What is expected: Output all lines exactly, with nothing added or dropped.

Dataset records:
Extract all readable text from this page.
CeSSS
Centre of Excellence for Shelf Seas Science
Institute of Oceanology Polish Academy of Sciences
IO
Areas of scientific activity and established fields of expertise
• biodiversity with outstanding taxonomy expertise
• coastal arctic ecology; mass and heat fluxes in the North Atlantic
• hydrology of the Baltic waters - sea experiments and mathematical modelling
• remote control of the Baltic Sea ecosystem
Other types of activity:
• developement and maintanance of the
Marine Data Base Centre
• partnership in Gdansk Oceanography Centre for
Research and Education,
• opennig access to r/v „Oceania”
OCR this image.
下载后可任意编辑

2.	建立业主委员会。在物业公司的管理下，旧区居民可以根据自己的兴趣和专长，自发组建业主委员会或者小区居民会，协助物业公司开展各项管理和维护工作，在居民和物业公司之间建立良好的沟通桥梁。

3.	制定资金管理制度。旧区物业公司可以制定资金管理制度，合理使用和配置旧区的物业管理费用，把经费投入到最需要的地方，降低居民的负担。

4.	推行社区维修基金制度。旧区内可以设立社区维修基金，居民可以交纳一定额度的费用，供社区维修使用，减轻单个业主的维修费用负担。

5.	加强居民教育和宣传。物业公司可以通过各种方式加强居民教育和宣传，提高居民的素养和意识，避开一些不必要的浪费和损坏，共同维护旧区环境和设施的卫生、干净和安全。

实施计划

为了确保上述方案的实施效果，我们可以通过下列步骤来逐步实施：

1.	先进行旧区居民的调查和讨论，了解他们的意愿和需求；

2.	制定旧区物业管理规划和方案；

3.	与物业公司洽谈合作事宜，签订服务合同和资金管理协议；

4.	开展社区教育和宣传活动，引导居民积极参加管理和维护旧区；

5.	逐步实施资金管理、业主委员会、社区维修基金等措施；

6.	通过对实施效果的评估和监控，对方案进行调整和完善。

Expected answer:
Extract all readable text from this page.
CeSSS
Centre of Excellence for Shelf Seas Science
Institute of Oceanology Polish Academy of Sciences
IO
Areas of scientific activity and established fields of expertise
• biodiversity with outstanding taxonomy expertise
• coastal arctic ecology; mass and heat fluxes in the North Atlantic
• hydrology of the Baltic waters - sea experiments and mathematical modelling
• remote control of the Baltic Sea ecosystem
Other types of activity:
• developement and maintanance of the
Marine Data Base Centre
• partnership in Gdansk Oceanography Centre for
Research and Education,
• opennig access to r/v „Oceania”
OCR this image.
下载后可任意编辑

2.	建立业主委员会。在物业公司的管理下，旧区居民可以根据自己的兴趣和专长，自发组建业主委员会或者小区居民会，协助物业公司开展各项管理和维护工作，在居民和物业公司之间建立良好的沟通桥梁。

3.	制定资金管理制度。旧区物业公司可以制定资金管理制度，合理使用和配置旧区的物业管理费用，把经费投入到最需要的地方，降低居民的负担。

4.	推行社区维修基金制度。旧区内可以设立社区维修基金，居民可以交纳一定额度的费用，供社区维修使用，减轻单个业主的维修费用负担。

5.	加强居民教育和宣传。物业公司可以通过各种方式加强居民教育和宣传，提高居民的素养和意识，避开一些不必要的浪费和损坏，共同维护旧区环境和设施的卫生、干净和安全。

实施计划

为了确保上述方案的实施效果，我们可以通过下列步骤来逐步实施：

1.	先进行旧区居民的调查和讨论，了解他们的意愿和需求；

2.	制定旧区物业管理规划和方案；

3.	与物业公司洽谈合作事宜，签订服务合同和资金管理协议；

4.	开展社区教育和宣传活动，引导居民积极参加管理和维护旧区；

5.	逐步实施资金管理、业主委员会、社区维修基金等措施；

6.	通过对实施效果的评估和监控，对方案进行调整和完善。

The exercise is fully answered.